Figure record extracts

────────────────────

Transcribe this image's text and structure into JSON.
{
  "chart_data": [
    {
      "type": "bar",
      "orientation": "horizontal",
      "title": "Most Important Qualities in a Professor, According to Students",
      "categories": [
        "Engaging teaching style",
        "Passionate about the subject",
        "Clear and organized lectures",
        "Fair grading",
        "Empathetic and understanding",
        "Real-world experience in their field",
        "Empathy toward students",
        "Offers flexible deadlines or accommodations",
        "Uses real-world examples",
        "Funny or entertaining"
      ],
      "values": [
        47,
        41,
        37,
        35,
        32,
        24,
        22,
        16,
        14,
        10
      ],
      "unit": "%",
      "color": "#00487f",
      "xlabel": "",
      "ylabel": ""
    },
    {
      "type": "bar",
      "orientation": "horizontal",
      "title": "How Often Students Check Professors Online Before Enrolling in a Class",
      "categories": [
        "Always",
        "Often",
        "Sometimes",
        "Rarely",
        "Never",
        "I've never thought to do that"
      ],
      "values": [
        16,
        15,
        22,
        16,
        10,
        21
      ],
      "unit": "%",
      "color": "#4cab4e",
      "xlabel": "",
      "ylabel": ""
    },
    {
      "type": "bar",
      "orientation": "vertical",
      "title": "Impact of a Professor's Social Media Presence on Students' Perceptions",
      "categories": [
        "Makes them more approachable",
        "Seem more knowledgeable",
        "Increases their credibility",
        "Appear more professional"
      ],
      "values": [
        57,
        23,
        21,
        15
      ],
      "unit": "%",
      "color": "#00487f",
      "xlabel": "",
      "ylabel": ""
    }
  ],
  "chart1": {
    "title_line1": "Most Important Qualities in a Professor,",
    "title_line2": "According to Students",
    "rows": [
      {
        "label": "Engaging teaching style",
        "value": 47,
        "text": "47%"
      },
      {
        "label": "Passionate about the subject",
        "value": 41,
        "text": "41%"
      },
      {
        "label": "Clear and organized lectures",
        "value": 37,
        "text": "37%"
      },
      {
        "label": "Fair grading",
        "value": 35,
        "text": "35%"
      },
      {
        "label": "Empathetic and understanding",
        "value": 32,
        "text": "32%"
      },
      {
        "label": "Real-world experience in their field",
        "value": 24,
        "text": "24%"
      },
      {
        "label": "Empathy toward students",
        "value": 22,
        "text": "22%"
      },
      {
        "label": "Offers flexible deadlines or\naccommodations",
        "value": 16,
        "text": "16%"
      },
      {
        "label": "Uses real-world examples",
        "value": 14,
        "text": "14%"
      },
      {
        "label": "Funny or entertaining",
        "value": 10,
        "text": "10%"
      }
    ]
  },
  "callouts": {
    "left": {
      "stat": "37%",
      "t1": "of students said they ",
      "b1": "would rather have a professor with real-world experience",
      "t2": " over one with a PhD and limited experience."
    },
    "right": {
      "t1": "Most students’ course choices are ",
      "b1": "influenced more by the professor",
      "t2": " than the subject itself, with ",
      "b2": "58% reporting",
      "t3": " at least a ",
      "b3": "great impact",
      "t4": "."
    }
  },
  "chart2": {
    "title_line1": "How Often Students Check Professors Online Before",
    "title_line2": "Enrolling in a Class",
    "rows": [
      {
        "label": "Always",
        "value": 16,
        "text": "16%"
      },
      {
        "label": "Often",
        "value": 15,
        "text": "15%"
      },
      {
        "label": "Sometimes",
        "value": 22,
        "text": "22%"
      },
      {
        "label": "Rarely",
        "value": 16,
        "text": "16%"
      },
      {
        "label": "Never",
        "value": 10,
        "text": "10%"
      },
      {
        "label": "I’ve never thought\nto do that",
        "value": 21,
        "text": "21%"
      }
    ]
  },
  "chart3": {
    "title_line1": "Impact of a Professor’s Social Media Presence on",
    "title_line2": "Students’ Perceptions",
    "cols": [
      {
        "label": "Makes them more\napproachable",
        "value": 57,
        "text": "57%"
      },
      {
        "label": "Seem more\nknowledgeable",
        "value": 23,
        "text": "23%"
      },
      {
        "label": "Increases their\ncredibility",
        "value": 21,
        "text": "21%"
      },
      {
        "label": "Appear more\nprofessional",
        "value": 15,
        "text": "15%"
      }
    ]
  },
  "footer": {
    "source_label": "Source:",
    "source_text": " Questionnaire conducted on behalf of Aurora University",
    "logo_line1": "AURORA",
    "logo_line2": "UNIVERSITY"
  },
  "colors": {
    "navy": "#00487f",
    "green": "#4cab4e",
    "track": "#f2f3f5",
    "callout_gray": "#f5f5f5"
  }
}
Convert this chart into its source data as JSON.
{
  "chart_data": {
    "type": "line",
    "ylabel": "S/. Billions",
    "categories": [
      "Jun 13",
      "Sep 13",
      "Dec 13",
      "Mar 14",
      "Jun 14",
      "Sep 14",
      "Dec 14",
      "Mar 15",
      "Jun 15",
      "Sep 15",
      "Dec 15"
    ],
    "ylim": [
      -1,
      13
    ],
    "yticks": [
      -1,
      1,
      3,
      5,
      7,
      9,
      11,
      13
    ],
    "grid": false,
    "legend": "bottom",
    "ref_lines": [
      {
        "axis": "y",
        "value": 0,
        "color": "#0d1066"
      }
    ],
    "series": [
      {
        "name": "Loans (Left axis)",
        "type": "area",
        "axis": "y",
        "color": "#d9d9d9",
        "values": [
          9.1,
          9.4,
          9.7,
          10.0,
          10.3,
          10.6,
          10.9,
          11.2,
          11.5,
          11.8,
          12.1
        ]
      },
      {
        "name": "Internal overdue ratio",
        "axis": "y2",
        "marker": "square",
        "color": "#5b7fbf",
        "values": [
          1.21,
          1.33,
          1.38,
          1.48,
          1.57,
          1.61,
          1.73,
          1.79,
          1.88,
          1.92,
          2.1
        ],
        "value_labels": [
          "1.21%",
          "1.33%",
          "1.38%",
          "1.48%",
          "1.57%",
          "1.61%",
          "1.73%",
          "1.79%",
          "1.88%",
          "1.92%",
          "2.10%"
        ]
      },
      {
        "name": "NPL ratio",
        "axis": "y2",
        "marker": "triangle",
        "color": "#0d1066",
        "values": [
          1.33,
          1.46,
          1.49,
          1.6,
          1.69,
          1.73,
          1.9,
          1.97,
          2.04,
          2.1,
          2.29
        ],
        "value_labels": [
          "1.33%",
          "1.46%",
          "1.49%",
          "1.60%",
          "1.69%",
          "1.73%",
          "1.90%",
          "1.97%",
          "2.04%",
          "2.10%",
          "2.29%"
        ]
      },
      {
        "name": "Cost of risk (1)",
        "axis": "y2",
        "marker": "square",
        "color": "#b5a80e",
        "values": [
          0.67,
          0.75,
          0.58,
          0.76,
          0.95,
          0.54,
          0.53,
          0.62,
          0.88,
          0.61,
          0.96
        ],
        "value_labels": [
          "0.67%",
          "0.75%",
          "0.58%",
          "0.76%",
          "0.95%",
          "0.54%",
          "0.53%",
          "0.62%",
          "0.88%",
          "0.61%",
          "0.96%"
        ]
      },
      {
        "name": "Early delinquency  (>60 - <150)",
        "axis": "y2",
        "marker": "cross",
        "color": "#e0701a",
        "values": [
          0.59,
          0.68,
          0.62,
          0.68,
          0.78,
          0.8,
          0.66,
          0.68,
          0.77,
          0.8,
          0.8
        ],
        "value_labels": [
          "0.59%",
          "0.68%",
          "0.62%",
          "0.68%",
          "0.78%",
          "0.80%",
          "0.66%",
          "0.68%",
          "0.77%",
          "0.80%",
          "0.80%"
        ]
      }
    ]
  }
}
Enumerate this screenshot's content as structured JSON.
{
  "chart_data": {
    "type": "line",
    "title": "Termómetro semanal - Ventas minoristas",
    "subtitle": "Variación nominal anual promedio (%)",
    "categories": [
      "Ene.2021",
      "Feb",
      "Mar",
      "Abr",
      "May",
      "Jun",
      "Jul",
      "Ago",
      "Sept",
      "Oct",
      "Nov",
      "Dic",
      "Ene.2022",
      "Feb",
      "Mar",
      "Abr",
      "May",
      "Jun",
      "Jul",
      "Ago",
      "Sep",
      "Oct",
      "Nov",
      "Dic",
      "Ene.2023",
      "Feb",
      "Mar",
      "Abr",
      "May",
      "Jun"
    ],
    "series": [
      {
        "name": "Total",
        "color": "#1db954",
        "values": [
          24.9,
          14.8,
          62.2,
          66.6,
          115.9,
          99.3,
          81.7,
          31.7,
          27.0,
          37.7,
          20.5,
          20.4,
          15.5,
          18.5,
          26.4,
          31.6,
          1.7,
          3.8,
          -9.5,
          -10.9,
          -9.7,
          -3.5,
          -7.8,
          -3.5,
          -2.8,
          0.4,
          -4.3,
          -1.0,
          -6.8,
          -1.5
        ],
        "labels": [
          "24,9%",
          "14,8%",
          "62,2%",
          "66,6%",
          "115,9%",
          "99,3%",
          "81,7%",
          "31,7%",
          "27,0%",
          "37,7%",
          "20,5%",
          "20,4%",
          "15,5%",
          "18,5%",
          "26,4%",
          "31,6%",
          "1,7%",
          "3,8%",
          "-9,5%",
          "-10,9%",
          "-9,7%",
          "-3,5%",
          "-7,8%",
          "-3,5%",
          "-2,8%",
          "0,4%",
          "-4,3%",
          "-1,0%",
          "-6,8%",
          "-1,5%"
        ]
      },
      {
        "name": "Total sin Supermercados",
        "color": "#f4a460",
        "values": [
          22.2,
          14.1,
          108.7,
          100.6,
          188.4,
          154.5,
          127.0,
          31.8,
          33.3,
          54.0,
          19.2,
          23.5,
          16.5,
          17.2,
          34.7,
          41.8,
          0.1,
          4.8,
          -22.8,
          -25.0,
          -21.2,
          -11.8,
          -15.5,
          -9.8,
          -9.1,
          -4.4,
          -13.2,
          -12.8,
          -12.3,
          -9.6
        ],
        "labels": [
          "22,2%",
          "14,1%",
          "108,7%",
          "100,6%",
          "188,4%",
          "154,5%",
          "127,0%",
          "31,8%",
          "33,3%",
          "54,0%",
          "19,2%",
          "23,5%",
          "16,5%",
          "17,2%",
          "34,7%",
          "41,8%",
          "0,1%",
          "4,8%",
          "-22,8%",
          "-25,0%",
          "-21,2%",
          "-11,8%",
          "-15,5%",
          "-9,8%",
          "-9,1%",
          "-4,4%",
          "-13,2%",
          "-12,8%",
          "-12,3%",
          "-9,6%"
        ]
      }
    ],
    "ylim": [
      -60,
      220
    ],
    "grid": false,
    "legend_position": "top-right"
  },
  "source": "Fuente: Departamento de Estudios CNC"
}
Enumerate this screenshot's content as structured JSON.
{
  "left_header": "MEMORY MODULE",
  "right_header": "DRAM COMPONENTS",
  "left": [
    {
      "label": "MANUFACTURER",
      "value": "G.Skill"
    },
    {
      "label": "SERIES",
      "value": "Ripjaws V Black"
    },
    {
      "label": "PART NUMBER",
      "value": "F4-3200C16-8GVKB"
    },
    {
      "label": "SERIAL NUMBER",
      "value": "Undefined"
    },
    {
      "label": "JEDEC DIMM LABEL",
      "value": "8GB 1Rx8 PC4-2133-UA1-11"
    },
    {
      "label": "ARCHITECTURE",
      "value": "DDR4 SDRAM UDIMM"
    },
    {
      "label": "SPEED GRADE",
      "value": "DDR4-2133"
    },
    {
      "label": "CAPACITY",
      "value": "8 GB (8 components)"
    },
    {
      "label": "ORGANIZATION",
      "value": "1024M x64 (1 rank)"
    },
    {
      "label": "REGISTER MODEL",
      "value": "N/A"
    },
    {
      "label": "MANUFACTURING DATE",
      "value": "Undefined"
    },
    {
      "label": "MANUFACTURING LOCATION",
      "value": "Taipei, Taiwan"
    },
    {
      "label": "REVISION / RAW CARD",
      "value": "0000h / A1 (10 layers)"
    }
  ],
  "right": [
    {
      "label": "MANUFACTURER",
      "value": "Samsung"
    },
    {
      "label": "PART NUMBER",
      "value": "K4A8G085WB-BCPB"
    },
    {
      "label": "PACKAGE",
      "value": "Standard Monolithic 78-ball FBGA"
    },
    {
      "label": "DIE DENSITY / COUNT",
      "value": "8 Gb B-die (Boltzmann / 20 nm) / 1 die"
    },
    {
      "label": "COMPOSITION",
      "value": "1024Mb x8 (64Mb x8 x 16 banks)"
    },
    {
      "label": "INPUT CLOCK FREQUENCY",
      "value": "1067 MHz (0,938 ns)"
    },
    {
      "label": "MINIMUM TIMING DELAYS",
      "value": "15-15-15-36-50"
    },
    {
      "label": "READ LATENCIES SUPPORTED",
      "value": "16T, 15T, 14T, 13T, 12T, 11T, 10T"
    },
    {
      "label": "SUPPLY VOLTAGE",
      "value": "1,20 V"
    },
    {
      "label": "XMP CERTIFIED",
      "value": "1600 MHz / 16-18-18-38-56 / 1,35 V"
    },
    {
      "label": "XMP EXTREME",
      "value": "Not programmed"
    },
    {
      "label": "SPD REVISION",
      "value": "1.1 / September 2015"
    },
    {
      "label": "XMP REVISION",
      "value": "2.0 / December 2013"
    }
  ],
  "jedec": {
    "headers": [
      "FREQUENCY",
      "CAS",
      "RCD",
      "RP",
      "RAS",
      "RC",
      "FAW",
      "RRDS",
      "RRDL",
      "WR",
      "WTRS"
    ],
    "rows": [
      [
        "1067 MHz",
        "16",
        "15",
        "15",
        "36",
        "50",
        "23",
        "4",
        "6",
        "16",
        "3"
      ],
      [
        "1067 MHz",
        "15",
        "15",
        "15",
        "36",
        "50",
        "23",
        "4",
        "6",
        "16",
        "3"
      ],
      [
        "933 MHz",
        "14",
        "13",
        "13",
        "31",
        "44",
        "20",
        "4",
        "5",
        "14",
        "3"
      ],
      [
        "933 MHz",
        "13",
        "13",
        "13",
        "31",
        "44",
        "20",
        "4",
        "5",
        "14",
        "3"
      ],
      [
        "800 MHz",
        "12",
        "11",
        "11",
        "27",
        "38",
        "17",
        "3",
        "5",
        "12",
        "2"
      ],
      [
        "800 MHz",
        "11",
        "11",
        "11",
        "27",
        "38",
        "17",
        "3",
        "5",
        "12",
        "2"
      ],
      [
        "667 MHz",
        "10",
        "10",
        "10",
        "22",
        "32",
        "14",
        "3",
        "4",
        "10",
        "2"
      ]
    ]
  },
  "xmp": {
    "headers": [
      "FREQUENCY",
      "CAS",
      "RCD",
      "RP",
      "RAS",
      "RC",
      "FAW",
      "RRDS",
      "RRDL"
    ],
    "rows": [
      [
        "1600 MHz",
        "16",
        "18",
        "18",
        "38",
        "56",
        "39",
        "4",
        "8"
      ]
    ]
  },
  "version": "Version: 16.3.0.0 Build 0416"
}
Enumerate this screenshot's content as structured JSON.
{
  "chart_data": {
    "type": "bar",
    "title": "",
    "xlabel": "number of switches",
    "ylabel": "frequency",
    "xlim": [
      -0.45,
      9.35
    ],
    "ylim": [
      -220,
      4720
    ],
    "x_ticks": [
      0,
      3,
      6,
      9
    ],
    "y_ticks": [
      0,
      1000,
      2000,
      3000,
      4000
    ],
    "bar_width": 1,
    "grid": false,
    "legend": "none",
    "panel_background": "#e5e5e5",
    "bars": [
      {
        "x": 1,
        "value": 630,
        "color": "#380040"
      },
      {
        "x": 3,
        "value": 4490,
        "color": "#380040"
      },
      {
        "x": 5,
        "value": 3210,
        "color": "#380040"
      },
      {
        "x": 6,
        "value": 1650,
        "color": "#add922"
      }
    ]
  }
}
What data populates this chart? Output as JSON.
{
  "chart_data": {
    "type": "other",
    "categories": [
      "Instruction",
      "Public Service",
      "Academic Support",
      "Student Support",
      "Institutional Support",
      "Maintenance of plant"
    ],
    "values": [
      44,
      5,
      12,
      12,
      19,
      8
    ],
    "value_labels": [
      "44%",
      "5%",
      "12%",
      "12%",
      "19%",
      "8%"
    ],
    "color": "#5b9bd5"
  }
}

────────────────────

* **Written problem**: Using the records above, copy each line that contains "Appear".

* **In response**:
        "Appear more professional"
        "label": "Appear more\nprofessional",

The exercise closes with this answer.